## Data supplied
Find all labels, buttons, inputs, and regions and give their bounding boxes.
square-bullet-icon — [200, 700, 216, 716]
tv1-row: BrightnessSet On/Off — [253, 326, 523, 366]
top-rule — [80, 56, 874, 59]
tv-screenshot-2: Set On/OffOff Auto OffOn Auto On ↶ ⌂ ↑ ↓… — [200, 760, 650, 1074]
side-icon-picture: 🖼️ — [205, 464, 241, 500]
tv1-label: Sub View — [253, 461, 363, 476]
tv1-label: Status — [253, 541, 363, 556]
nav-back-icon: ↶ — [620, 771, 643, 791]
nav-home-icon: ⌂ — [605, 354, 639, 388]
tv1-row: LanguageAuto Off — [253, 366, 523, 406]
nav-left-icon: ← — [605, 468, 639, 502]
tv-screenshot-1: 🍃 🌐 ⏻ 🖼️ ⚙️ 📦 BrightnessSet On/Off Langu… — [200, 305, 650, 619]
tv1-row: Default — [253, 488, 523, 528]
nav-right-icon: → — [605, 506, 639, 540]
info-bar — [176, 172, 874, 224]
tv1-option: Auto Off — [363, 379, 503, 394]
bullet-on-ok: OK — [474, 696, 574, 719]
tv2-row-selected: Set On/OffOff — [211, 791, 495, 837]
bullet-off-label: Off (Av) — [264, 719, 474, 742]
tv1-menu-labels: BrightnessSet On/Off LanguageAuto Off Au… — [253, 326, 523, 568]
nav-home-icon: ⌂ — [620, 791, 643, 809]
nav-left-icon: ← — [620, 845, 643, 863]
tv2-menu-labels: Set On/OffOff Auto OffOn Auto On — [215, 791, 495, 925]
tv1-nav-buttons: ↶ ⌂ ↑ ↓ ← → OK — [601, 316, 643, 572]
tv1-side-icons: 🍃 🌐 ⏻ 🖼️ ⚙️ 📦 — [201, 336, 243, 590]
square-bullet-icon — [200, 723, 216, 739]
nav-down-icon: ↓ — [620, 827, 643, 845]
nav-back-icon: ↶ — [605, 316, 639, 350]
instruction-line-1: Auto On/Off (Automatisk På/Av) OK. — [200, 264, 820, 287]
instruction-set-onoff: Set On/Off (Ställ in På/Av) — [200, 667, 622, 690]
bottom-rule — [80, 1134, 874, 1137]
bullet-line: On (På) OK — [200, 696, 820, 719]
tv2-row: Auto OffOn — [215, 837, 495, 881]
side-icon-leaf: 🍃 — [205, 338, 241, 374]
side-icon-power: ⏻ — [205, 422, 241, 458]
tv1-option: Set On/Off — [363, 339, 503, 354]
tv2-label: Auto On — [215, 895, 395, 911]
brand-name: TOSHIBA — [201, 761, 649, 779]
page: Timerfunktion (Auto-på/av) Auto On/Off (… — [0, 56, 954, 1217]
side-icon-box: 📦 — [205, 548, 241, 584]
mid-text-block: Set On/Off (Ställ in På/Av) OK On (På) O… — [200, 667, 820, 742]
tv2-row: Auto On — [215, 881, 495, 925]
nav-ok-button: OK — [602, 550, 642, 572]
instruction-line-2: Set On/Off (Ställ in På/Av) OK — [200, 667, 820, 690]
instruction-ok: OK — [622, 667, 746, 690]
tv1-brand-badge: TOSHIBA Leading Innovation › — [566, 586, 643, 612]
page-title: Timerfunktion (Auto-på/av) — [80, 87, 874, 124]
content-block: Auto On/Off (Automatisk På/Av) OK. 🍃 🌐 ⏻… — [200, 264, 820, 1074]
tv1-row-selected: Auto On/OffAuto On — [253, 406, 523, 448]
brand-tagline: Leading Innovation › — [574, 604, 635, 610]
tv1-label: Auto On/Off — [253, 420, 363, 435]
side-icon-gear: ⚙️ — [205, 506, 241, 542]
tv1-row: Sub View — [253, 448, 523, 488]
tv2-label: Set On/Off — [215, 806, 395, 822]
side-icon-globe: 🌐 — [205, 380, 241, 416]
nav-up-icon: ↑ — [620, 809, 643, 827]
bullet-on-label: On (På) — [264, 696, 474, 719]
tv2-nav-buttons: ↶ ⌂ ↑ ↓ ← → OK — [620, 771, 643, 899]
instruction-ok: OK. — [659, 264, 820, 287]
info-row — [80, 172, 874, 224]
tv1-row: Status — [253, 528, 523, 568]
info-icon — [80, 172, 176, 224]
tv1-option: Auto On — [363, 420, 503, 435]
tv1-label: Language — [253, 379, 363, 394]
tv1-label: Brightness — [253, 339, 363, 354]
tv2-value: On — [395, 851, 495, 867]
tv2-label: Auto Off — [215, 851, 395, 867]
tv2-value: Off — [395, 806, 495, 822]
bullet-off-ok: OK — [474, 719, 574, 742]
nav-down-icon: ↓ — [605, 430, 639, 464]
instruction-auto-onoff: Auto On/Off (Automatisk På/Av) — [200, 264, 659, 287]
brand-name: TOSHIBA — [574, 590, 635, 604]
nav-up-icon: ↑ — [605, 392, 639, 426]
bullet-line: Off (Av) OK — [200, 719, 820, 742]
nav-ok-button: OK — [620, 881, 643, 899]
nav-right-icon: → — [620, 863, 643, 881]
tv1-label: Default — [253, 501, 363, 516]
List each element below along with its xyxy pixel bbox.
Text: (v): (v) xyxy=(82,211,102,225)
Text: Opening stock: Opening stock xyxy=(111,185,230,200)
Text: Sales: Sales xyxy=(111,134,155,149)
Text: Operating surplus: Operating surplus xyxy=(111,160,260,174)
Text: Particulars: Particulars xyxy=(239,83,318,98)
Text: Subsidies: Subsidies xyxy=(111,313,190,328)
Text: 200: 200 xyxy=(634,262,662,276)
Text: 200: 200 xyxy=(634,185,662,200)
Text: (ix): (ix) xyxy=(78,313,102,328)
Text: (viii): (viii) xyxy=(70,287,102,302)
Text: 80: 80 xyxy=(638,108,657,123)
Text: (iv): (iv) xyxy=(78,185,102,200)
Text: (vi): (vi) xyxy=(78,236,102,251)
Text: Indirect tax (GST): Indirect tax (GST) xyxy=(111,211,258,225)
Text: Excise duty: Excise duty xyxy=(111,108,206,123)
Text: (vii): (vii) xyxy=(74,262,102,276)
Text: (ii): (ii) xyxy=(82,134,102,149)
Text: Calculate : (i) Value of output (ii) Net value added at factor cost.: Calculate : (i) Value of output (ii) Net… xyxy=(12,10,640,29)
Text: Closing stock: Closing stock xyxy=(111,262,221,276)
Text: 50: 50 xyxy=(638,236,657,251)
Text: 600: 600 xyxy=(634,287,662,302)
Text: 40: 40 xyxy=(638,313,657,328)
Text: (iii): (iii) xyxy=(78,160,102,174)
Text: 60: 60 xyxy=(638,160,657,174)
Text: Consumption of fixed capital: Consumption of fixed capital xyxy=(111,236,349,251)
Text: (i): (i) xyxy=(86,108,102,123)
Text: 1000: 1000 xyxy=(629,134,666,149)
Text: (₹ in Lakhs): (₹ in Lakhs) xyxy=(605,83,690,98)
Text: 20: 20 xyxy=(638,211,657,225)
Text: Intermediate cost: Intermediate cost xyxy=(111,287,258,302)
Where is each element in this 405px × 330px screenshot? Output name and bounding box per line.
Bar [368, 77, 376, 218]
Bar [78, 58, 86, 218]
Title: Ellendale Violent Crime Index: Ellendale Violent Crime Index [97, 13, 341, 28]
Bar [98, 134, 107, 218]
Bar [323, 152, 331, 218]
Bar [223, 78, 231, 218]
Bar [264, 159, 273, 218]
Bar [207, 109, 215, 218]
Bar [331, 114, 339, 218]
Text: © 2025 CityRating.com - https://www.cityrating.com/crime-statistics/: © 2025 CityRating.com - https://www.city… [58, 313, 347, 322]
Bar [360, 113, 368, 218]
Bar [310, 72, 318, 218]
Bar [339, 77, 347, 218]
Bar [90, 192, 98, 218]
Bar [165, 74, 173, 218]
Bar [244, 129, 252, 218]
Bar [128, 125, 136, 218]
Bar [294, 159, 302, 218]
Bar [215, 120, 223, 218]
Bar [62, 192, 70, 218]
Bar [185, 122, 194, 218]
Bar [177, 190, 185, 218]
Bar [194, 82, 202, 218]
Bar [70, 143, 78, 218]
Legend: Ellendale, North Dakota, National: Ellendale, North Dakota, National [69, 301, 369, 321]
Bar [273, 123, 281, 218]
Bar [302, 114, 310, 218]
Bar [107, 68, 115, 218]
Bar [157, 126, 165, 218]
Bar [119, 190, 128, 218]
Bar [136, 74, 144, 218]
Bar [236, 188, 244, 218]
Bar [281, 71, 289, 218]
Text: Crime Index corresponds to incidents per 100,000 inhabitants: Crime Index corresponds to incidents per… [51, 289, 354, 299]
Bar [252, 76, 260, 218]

## Goal
Copy out the rows word for word, starting at the first row and ending with the row that contains "tv1-row: LanguageAuto Off", both ends included.

## Task response
Find all labels, buttons, inputs, and regions and give their bounding boxes.
square-bullet-icon — [200, 700, 216, 716]
tv1-row: BrightnessSet On/Off — [253, 326, 523, 366]
top-rule — [80, 56, 874, 59]
tv-screenshot-2: Set On/OffOff Auto OffOn Auto On ↶ ⌂ ↑ ↓… — [200, 760, 650, 1074]
side-icon-picture: 🖼️ — [205, 464, 241, 500]
tv1-label: Sub View — [253, 461, 363, 476]
tv1-label: Status — [253, 541, 363, 556]
nav-back-icon: ↶ — [620, 771, 643, 791]
nav-home-icon: ⌂ — [605, 354, 639, 388]
tv1-row: LanguageAuto Off — [253, 366, 523, 406]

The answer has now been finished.